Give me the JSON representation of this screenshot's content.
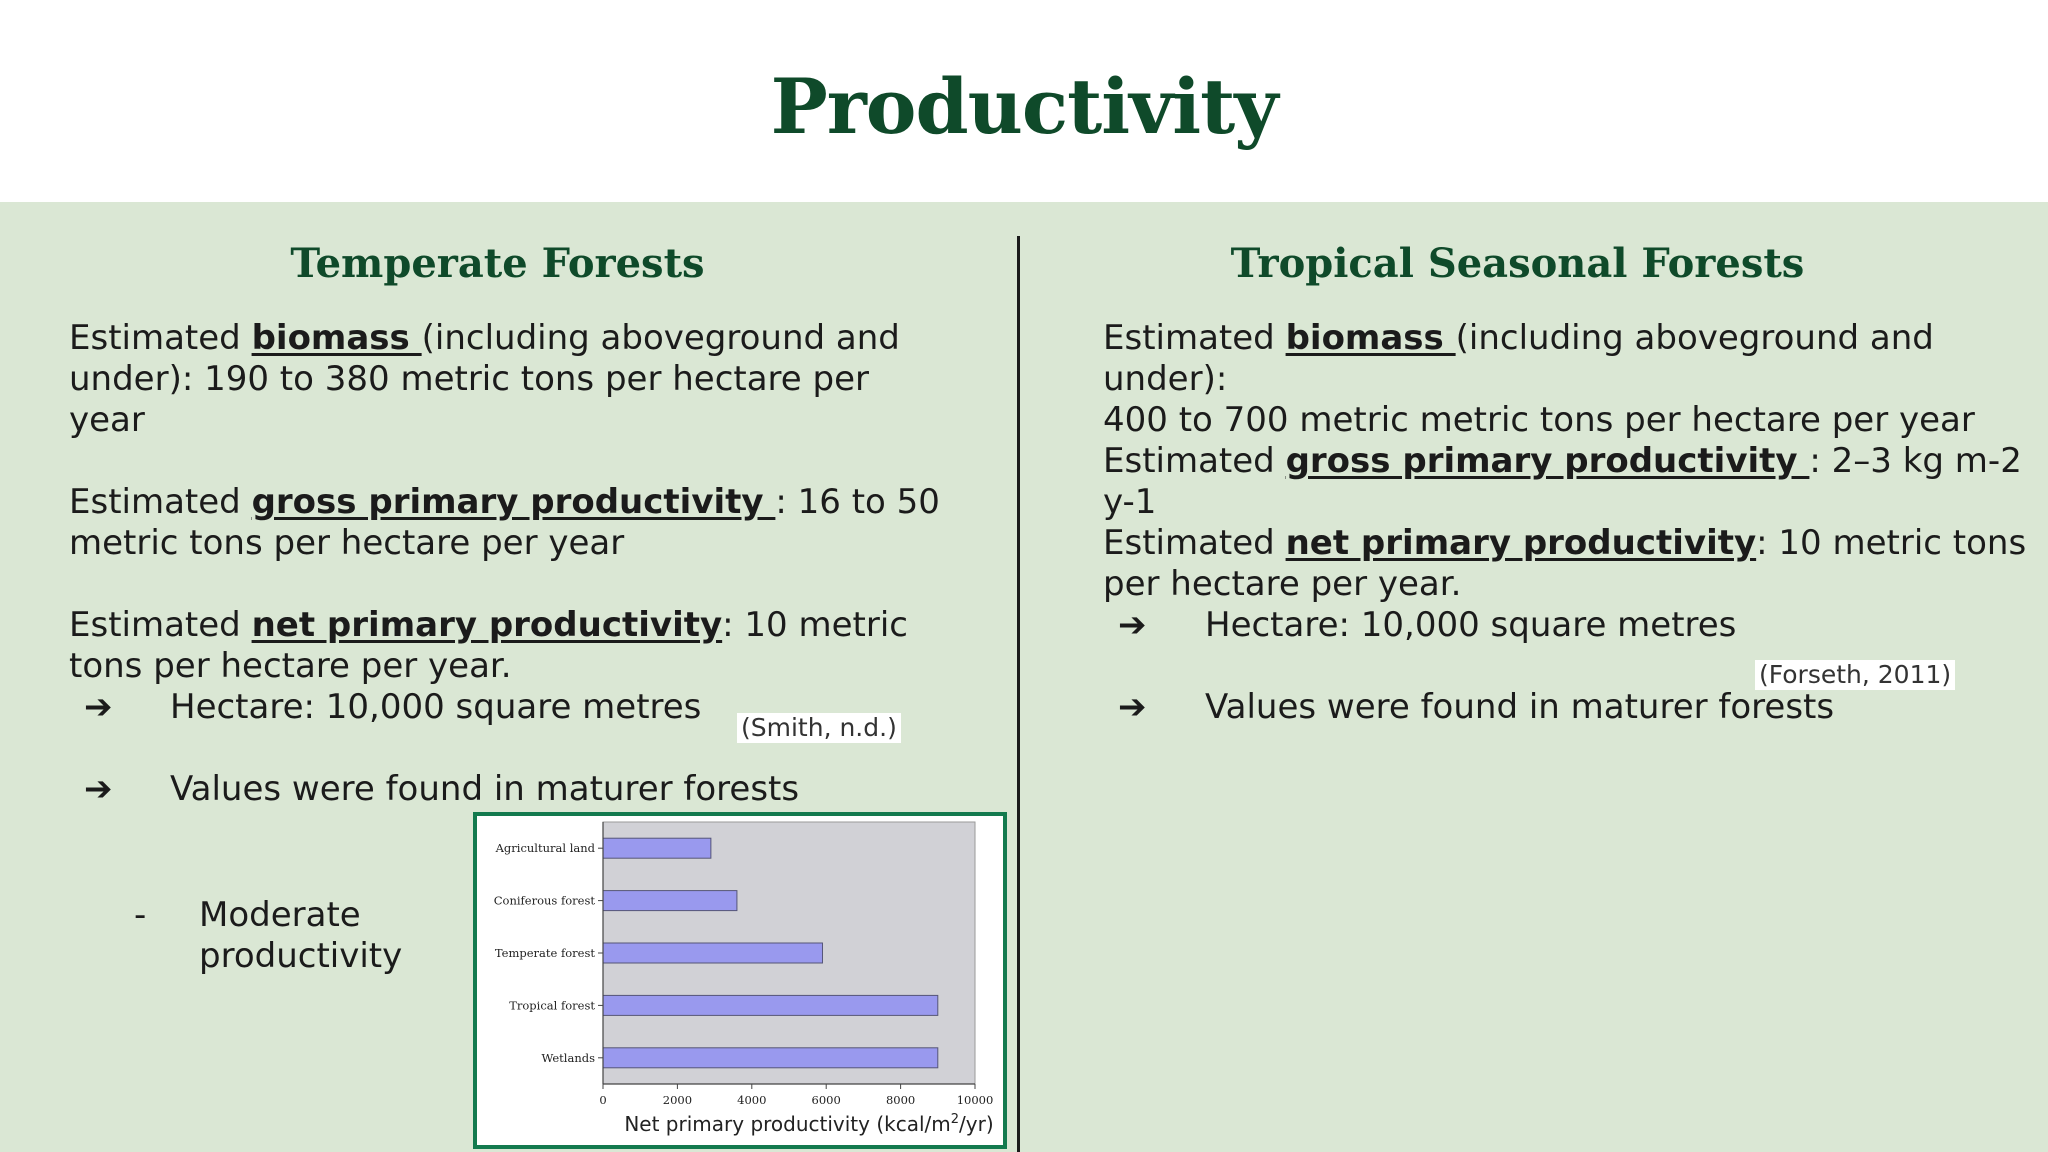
{
  "slide": {
    "title": "Productivity"
  },
  "left": {
    "heading": "Temperate Forests",
    "p1": {
      "pre": "Estimated ",
      "term": "biomass ",
      "line1_rest": "(including aboveground and",
      "line2": "under): 190 to 380 metric tons per hectare per",
      "line3": "year"
    },
    "p2": {
      "pre": "Estimated ",
      "term": "gross primary productivity ",
      "line1_rest": ": 16 to 50",
      "line2": "metric tons per hectare per year"
    },
    "p3": {
      "pre": "Estimated ",
      "term": "net primary productivity",
      "line1_rest": ": 10 metric",
      "line2": "tons per hectare per year."
    },
    "arrow_symbol": "➔",
    "bullets": [
      "Hectare: 10,000 square metres",
      "Values were found in maturer forests"
    ],
    "sub_dash": "-",
    "sub_line1": "Moderate",
    "sub_line2": "productivity",
    "citation": "(Smith, n.d.)"
  },
  "right": {
    "heading": "Tropical Seasonal Forests",
    "p1": {
      "pre": "Estimated ",
      "term": "biomass ",
      "line1_rest": "(including aboveground and under):",
      "line2": "400 to 700 metric metric tons per hectare per year"
    },
    "p2": {
      "pre": "Estimated ",
      "term": "gross primary productivity ",
      "line1_rest": ": 2–3 kg m-2 y-1"
    },
    "p3": {
      "pre": "Estimated ",
      "term": "net primary productivity",
      "line1_rest": ": 10 metric tons",
      "line2": "per hectare per year."
    },
    "arrow_symbol": "➔",
    "bullets": [
      "Hectare: 10,000 square metres",
      "Values were found in maturer forests"
    ],
    "citation": "(Forseth, 2011)"
  },
  "chart_data": {
    "type": "bar",
    "orientation": "horizontal",
    "categories": [
      "Agricultural land",
      "Coniferous forest",
      "Temperate forest",
      "Tropical forest",
      "Wetlands"
    ],
    "values": [
      2900,
      3600,
      5900,
      9000,
      9000
    ],
    "xlabel_main": "Net primary productivity (kcal/m",
    "xlabel_sup": "2",
    "xlabel_end": "/yr)",
    "xlim": [
      0,
      10000
    ],
    "xticks": [
      "0",
      "2000",
      "4000",
      "6000",
      "8000",
      "10000"
    ],
    "xtick_values": [
      0,
      2000,
      4000,
      6000,
      8000,
      10000
    ],
    "bar_color": "#9999ee",
    "plot_background": "#d1d1d6",
    "grid": false
  }
}
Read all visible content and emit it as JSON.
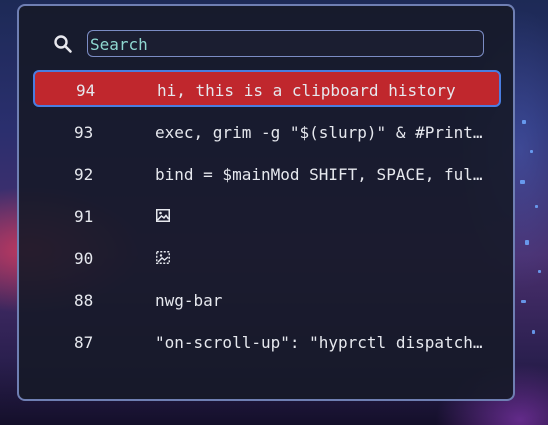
{
  "search": {
    "placeholder": "Search",
    "value": ""
  },
  "clips": [
    {
      "id": "94",
      "text": "hi, this is a clipboard history",
      "selected": true
    },
    {
      "id": "93",
      "text": "exec, grim -g \"$(slurp)\" & #Print…"
    },
    {
      "id": "92",
      "text": "bind = $mainMod SHIFT, SPACE, ful…"
    },
    {
      "id": "91",
      "text": "",
      "icon": "image-icon"
    },
    {
      "id": "90",
      "text": "",
      "icon": "image-select-icon"
    },
    {
      "id": "88",
      "text": "nwg-bar"
    },
    {
      "id": "87",
      "text": "\"on-scroll-up\": \"hyprctl dispatch…"
    }
  ],
  "colors": {
    "selected_bg": "#c0272d",
    "selected_border": "#4a7de0",
    "accent_text": "#8fd7d0",
    "window_border": "#6f7fb3"
  }
}
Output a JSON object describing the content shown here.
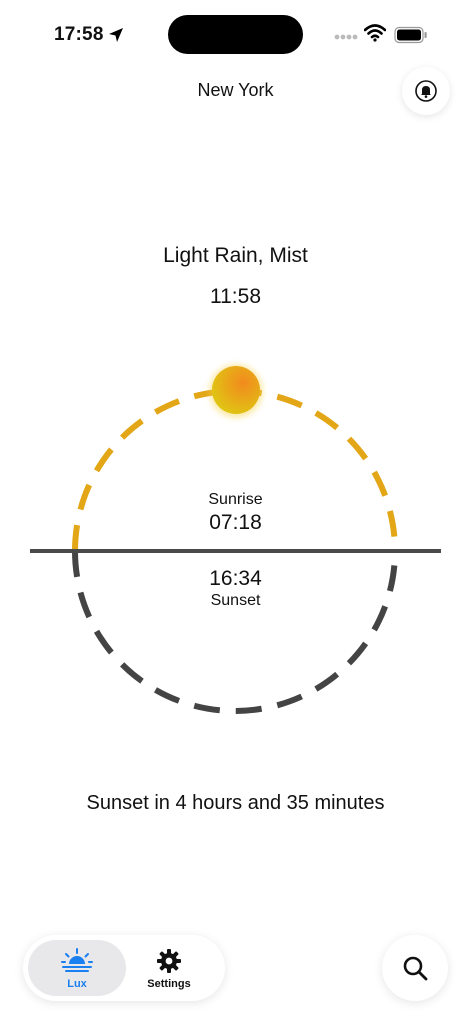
{
  "status_bar": {
    "time": "17:58"
  },
  "header": {
    "city": "New York"
  },
  "weather": {
    "condition": "Light Rain, Mist",
    "current_time": "11:58"
  },
  "sun": {
    "sunrise_label": "Sunrise",
    "sunrise_time": "07:18",
    "sunset_time": "16:34",
    "sunset_label": "Sunset"
  },
  "countdown": "Sunset in 4 hours and 35 minutes",
  "tabs": [
    {
      "label": "Lux",
      "icon": "sunrise-icon",
      "active": true
    },
    {
      "label": "Settings",
      "icon": "gear-icon",
      "active": false
    }
  ],
  "colors": {
    "day_arc": "#e2a616",
    "night_arc": "#444444",
    "accent": "#1a7ff0",
    "sun": "#f0a021"
  }
}
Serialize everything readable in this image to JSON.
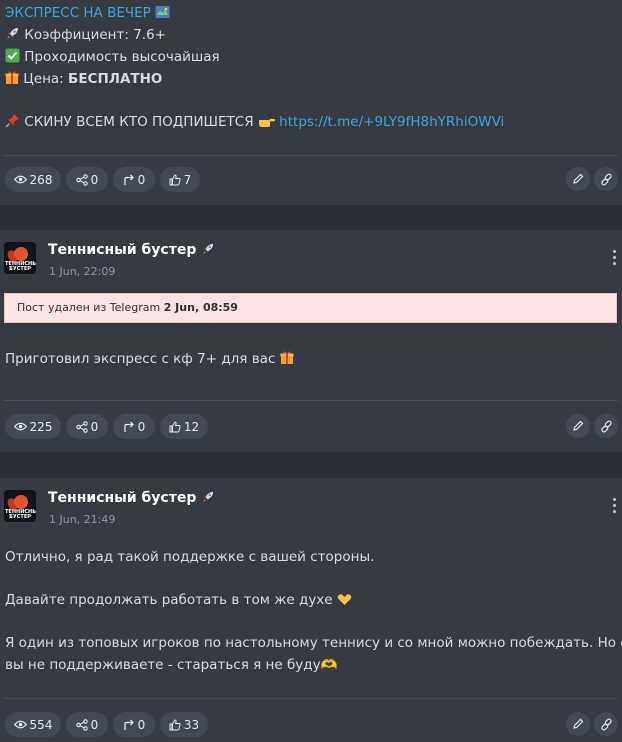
{
  "post1": {
    "lines": [
      "ЭКСПРЕСС НА ВЕЧЕР",
      "Коэффициент: 7.6+",
      "Проходимость высочайшая",
      "Цена: ",
      "БЕСПЛАТНО",
      "СКИНУ ВСЕМ КТО ПОДПИШЕТСЯ",
      "https://t.me/+9LY9fH8hYRhiOWVi"
    ],
    "stats": {
      "views": "268",
      "shares": "0",
      "forwards": "0",
      "likes": "7"
    }
  },
  "post2": {
    "channel": "Теннисный бустер",
    "date": "1 Jun, 22:09",
    "deleted_prefix": "Пост удален из Telegram ",
    "deleted_date": "2 Jun, 08:59",
    "text": "Приготовил экспресс с кф 7+ для вас",
    "stats": {
      "views": "225",
      "shares": "0",
      "forwards": "0",
      "likes": "12"
    }
  },
  "post3": {
    "channel": "Теннисный бустер",
    "date": "1 Jun, 21:49",
    "lines": [
      "Отлично, я рад такой поддержке с вашей стороны.",
      "Давайте продолжать работать в том же духе",
      "Я один из топовых игроков по настольному теннису и со мной можно побеждать. Но если",
      "вы не поддерживаете - стараться я не буду🫶"
    ],
    "stats": {
      "views": "554",
      "shares": "0",
      "forwards": "0",
      "likes": "33"
    }
  },
  "avatar_label": "ТЕННИСНЫЙ БУСТЕР",
  "icons": [
    "eye-icon",
    "share-icon",
    "forward-icon",
    "thumbs-up-icon",
    "edit-icon",
    "link-icon",
    "kebab-menu-icon",
    "rocket-icon",
    "check-icon",
    "gift-icon",
    "pin-icon",
    "pointing-hand-icon",
    "heart-hands-icon",
    "map-icon"
  ],
  "colors": {
    "background": "#2b2f37",
    "card": "#353a43",
    "link": "#3fa6d8",
    "deleted_bg": "#fde4e4",
    "pill": "#444a55"
  }
}
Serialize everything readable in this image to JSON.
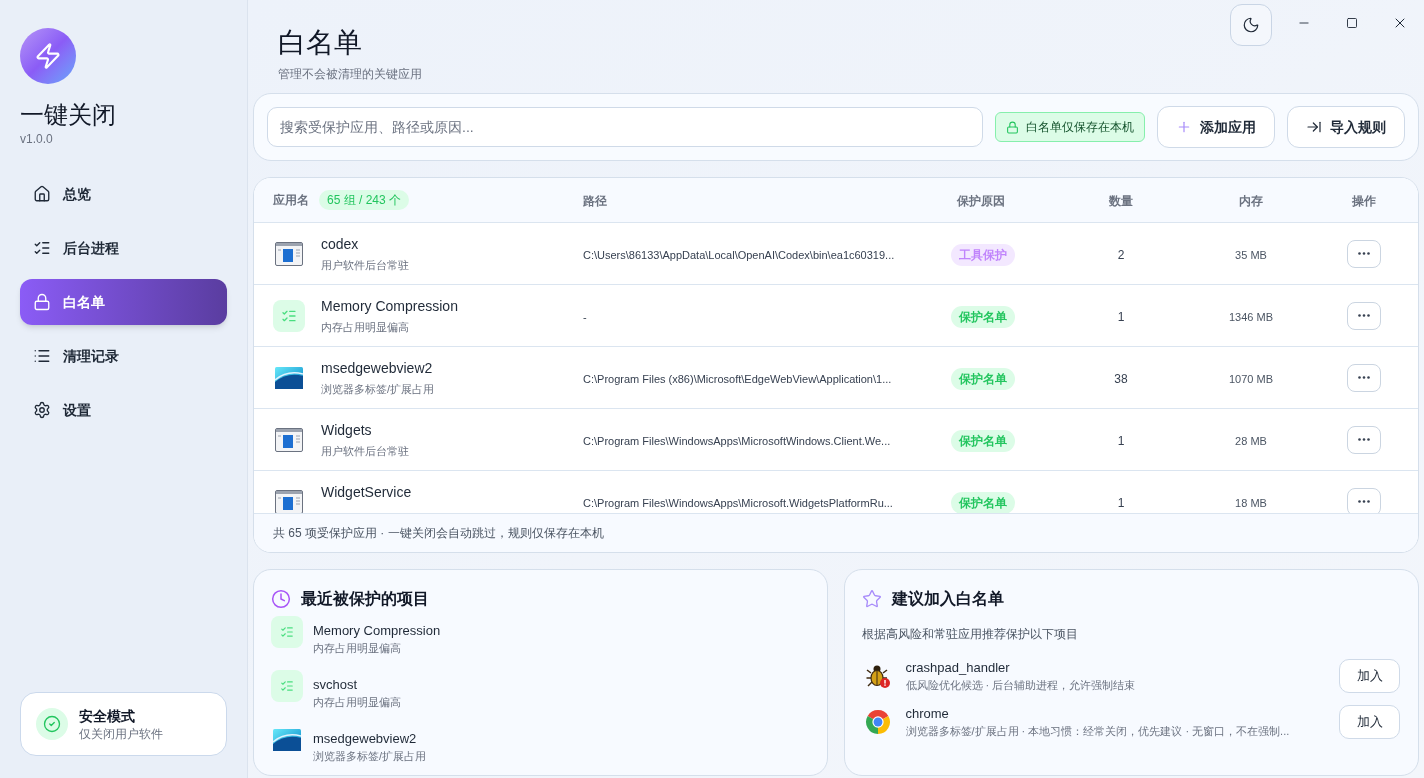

══════

▸ **Your task**:
All the records above need to be given again word for word. Skip the pictures.

▸ **The reply**:
Give me the JSON representation of this screenshot's content.
{
  "slide": {
    "title": "Productivity"
  },
  "left": {
    "heading": "Temperate Forests",
    "p1": {
      "pre": "Estimated ",
      "term": "biomass ",
      "line1_rest": "(including aboveground and",
      "line2": "under): 190 to 380 metric tons per hectare per",
      "line3": "year"
    },
    "p2": {
      "pre": "Estimated ",
      "term": "gross primary productivity ",
      "line1_rest": ": 16 to 50",
      "line2": "metric tons per hectare per year"
    },
    "p3": {
      "pre": "Estimated ",
      "term": "net primary productivity",
      "line1_rest": ": 10 metric",
      "line2": "tons per hectare per year."
    },
    "arrow_symbol": "➔",
    "bullets": [
      "Hectare: 10,000 square metres",
      "Values were found in maturer forests"
    ],
    "sub_dash": "-",
    "sub_line1": "Moderate",
    "sub_line2": "productivity",
    "citation": "(Smith, n.d.)"
  },
  "right": {
    "heading": "Tropical Seasonal Forests",
    "p1": {
      "pre": "Estimated ",
      "term": "biomass ",
      "line1_rest": "(including aboveground and under):",
      "line2": "400 to 700 metric metric tons per hectare per year"
    },
    "p2": {
      "pre": "Estimated ",
      "term": "gross primary productivity ",
      "line1_rest": ": 2–3 kg m-2 y-1"
    },
    "p3": {
      "pre": "Estimated ",
      "term": "net primary productivity",
      "line1_rest": ": 10 metric tons",
      "line2": "per hectare per year."
    },
    "arrow_symbol": "➔",
    "bullets": [
      "Hectare: 10,000 square metres",
      "Values were found in maturer forests"
    ],
    "citation": "(Forseth, 2011)"
  },
  "chart_data": {
    "type": "bar",
    "orientation": "horizontal",
    "categories": [
      "Agricultural land",
      "Coniferous forest",
      "Temperate forest",
      "Tropical forest",
      "Wetlands"
    ],
    "values": [
      2900,
      3600,
      5900,
      9000,
      9000
    ],
    "xlabel_main": "Net primary productivity (kcal/m",
    "xlabel_sup": "2",
    "xlabel_end": "/yr)",
    "xlim": [
      0,
      10000
    ],
    "xticks": [
      "0",
      "2000",
      "4000",
      "6000",
      "8000",
      "10000"
    ],
    "xtick_values": [
      0,
      2000,
      4000,
      6000,
      8000,
      10000
    ],
    "bar_color": "#9999ee",
    "plot_background": "#d1d1d6",
    "grid": false
  }
}
Read all visible content and emit it as JSON.
{
  "search": {
    "placeholder": "Search",
    "value": ""
  },
  "clips": [
    {
      "id": "94",
      "text": "hi, this is a clipboard history",
      "selected": true
    },
    {
      "id": "93",
      "text": "exec, grim -g \"$(slurp)\" & #Print…"
    },
    {
      "id": "92",
      "text": "bind = $mainMod SHIFT, SPACE, ful…"
    },
    {
      "id": "91",
      "text": "",
      "icon": "image-icon"
    },
    {
      "id": "90",
      "text": "",
      "icon": "image-select-icon"
    },
    {
      "id": "88",
      "text": "nwg-bar"
    },
    {
      "id": "87",
      "text": "\"on-scroll-up\": \"hyprctl dispatch…"
    }
  ],
  "colors": {
    "selected_bg": "#c0272d",
    "selected_border": "#4a7de0",
    "accent_text": "#8fd7d0",
    "window_border": "#6f7fb3"
  }
}
Output a JSON object describing the content shown here.
{
  "status_bar": {
    "time": "17:58"
  },
  "header": {
    "city": "New York"
  },
  "weather": {
    "condition": "Light Rain, Mist",
    "current_time": "11:58"
  },
  "sun": {
    "sunrise_label": "Sunrise",
    "sunrise_time": "07:18",
    "sunset_time": "16:34",
    "sunset_label": "Sunset"
  },
  "countdown": "Sunset in 4 hours and 35 minutes",
  "tabs": [
    {
      "label": "Lux",
      "icon": "sunrise-icon",
      "active": true
    },
    {
      "label": "Settings",
      "icon": "gear-icon",
      "active": false
    }
  ],
  "colors": {
    "day_arc": "#e2a616",
    "night_arc": "#444444",
    "accent": "#1a7ff0",
    "sun": "#f0a021"
  }
}
Serialize everything readable in this image to JSON.
{
  "post1": {
    "lines": [
      "ЭКСПРЕСС НА ВЕЧЕР",
      "Коэффициент: 7.6+",
      "Проходимость высочайшая",
      "Цена: ",
      "БЕСПЛАТНО",
      "СКИНУ ВСЕМ КТО ПОДПИШЕТСЯ",
      "https://t.me/+9LY9fH8hYRhiOWVi"
    ],
    "stats": {
      "views": "268",
      "shares": "0",
      "forwards": "0",
      "likes": "7"
    }
  },
  "post2": {
    "channel": "Теннисный бустер",
    "date": "1 Jun, 22:09",
    "deleted_prefix": "Пост удален из Telegram ",
    "deleted_date": "2 Jun, 08:59",
    "text": "Приготовил экспресс с кф 7+ для вас",
    "stats": {
      "views": "225",
      "shares": "0",
      "forwards": "0",
      "likes": "12"
    }
  },
  "post3": {
    "channel": "Теннисный бустер",
    "date": "1 Jun, 21:49",
    "lines": [
      "Отлично, я рад такой поддержке с вашей стороны.",
      "Давайте продолжать работать в том же духе",
      "Я один из топовых игроков по настольному теннису и со мной можно побеждать. Но если",
      "вы не поддерживаете - стараться я не буду🫶"
    ],
    "stats": {
      "views": "554",
      "shares": "0",
      "forwards": "0",
      "likes": "33"
    }
  },
  "avatar_label": "ТЕННИСНЫЙ БУСТЕР",
  "icons": [
    "eye-icon",
    "share-icon",
    "forward-icon",
    "thumbs-up-icon",
    "edit-icon",
    "link-icon",
    "kebab-menu-icon",
    "rocket-icon",
    "check-icon",
    "gift-icon",
    "pin-icon",
    "pointing-hand-icon",
    "heart-hands-icon",
    "map-icon"
  ],
  "colors": {
    "background": "#2b2f37",
    "card": "#353a43",
    "link": "#3fa6d8",
    "deleted_bg": "#fde4e4",
    "pill": "#444a55"
  }
}
Serialize everything readable in this image to JSON.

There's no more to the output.